▶ DATA LISTING

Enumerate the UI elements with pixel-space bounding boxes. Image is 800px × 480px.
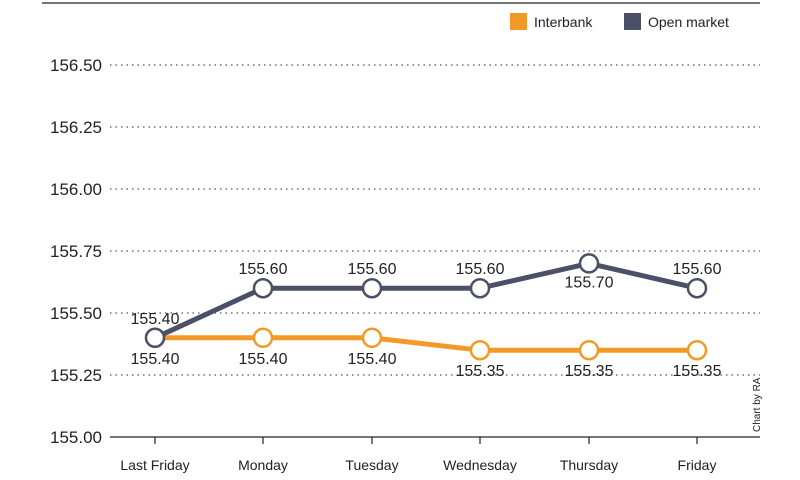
x-tick-label: Wednesday — [443, 457, 517, 473]
data-label: 155.60 — [348, 261, 397, 278]
series-interbank — [144, 327, 708, 361]
data-point — [578, 339, 600, 361]
data-label: 155.60 — [239, 261, 288, 278]
x-tick-label: Thursday — [560, 457, 618, 473]
grid-lines — [42, 2, 760, 376]
series-open-market — [144, 253, 708, 349]
y-tick-label: 155.75 — [50, 242, 102, 261]
data-point — [578, 253, 600, 274]
data-label: 155.60 — [456, 261, 505, 278]
data-point — [252, 277, 274, 299]
chart-credit: Chart by RA — [752, 377, 763, 432]
data-label: 155.70 — [565, 274, 614, 291]
series-line — [155, 335, 697, 353]
legend-swatch — [624, 13, 641, 30]
data-point — [361, 277, 383, 299]
data-label: 155.40 — [131, 311, 180, 328]
x-axis: Last Friday Monday Tuesday Wednesday Thursda… — [110, 436, 760, 473]
data-point — [469, 339, 491, 361]
data-label: 155.35 — [673, 363, 722, 380]
data-label: 155.60 — [673, 261, 722, 278]
legend: Interbank Open market — [510, 13, 729, 30]
x-tick-label: Tuesday — [345, 457, 398, 473]
y-tick-label: 155.25 — [50, 366, 102, 385]
data-label: 155.35 — [456, 363, 505, 380]
legend-label: Open market — [648, 14, 729, 30]
x-tick-label: Monday — [238, 457, 288, 473]
data-labels: 155.40 155.40 155.40 155.35 155.35 155.35 155.… — [131, 261, 722, 380]
data-label: 155.40 — [131, 351, 180, 368]
legend-swatch — [510, 13, 527, 30]
data-point — [686, 277, 708, 299]
data-label: 155.35 — [565, 363, 614, 380]
x-tick-label: Friday — [678, 457, 717, 473]
data-point — [252, 327, 274, 349]
series-line — [153, 260, 698, 341]
data-point — [686, 339, 708, 361]
y-axis: 155.00 155.25 155.50 155.75 156.00 156.25 156.… — [50, 56, 102, 447]
data-point — [144, 327, 166, 349]
legend-label: Interbank — [534, 14, 593, 30]
series-layer — [144, 253, 708, 361]
y-tick-label: 156.25 — [50, 118, 102, 137]
data-label: 155.40 — [239, 351, 288, 368]
y-tick-label: 155.50 — [50, 304, 102, 323]
y-tick-label: 156.00 — [50, 180, 102, 199]
y-tick-label: 155.00 — [50, 428, 102, 447]
data-point — [361, 327, 383, 349]
x-tick-label: Last Friday — [120, 457, 189, 473]
data-label: 155.40 — [348, 351, 397, 368]
data-point — [469, 277, 491, 299]
y-tick-label: 156.50 — [50, 56, 102, 75]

▶ WHAT THE TASK ASKS
Rewrite the lines above, changing every occurrence of "Open market" to "Parallel market" and leaving everything else the same. Omit the pictures from your answer.

▶ CORRECT OUTPUT
Enumerate the UI elements with pixel-space bounding boxes. Image is 800px × 480px.
x-tick-label: Wednesday — [443, 457, 517, 473]
data-label: 155.60 — [348, 261, 397, 278]
series-interbank — [144, 327, 708, 361]
data-point — [578, 339, 600, 361]
data-label: 155.60 — [239, 261, 288, 278]
x-tick-label: Thursday — [560, 457, 618, 473]
grid-lines — [42, 2, 760, 376]
series-open-market — [144, 253, 708, 349]
y-tick-label: 155.75 — [50, 242, 102, 261]
data-point — [578, 253, 600, 274]
data-label: 155.60 — [456, 261, 505, 278]
data-point — [252, 277, 274, 299]
chart-credit: Chart by RA — [752, 377, 763, 432]
data-label: 155.70 — [565, 274, 614, 291]
series-line — [155, 335, 697, 353]
legend-swatch — [624, 13, 641, 30]
data-point — [361, 277, 383, 299]
data-label: 155.40 — [131, 311, 180, 328]
x-axis: Last Friday Monday Tuesday Wednesday Thursda… — [110, 436, 760, 473]
data-point — [469, 339, 491, 361]
data-label: 155.35 — [673, 363, 722, 380]
data-label: 155.60 — [673, 261, 722, 278]
legend: Interbank Parallel market — [510, 13, 729, 30]
x-tick-label: Tuesday — [345, 457, 398, 473]
y-tick-label: 155.25 — [50, 366, 102, 385]
data-label: 155.35 — [456, 363, 505, 380]
legend-label: Parallel market — [648, 14, 729, 30]
x-tick-label: Monday — [238, 457, 288, 473]
data-labels: 155.40 155.40 155.40 155.35 155.35 155.35 155.… — [131, 261, 722, 380]
data-label: 155.40 — [131, 351, 180, 368]
legend-swatch — [510, 13, 527, 30]
data-point — [686, 277, 708, 299]
data-label: 155.35 — [565, 363, 614, 380]
x-tick-label: Friday — [678, 457, 717, 473]
data-point — [252, 327, 274, 349]
series-line — [153, 260, 698, 341]
data-point — [686, 339, 708, 361]
y-axis: 155.00 155.25 155.50 155.75 156.00 156.25 156.… — [50, 56, 102, 447]
data-point — [144, 327, 166, 349]
legend-label: Interbank — [534, 14, 593, 30]
series-layer — [144, 253, 708, 361]
y-tick-label: 156.25 — [50, 118, 102, 137]
data-label: 155.40 — [239, 351, 288, 368]
y-tick-label: 155.50 — [50, 304, 102, 323]
y-tick-label: 156.00 — [50, 180, 102, 199]
y-tick-label: 155.00 — [50, 428, 102, 447]
data-point — [361, 327, 383, 349]
x-tick-label: Last Friday — [120, 457, 189, 473]
data-label: 155.40 — [348, 351, 397, 368]
data-point — [469, 277, 491, 299]
y-tick-label: 156.50 — [50, 56, 102, 75]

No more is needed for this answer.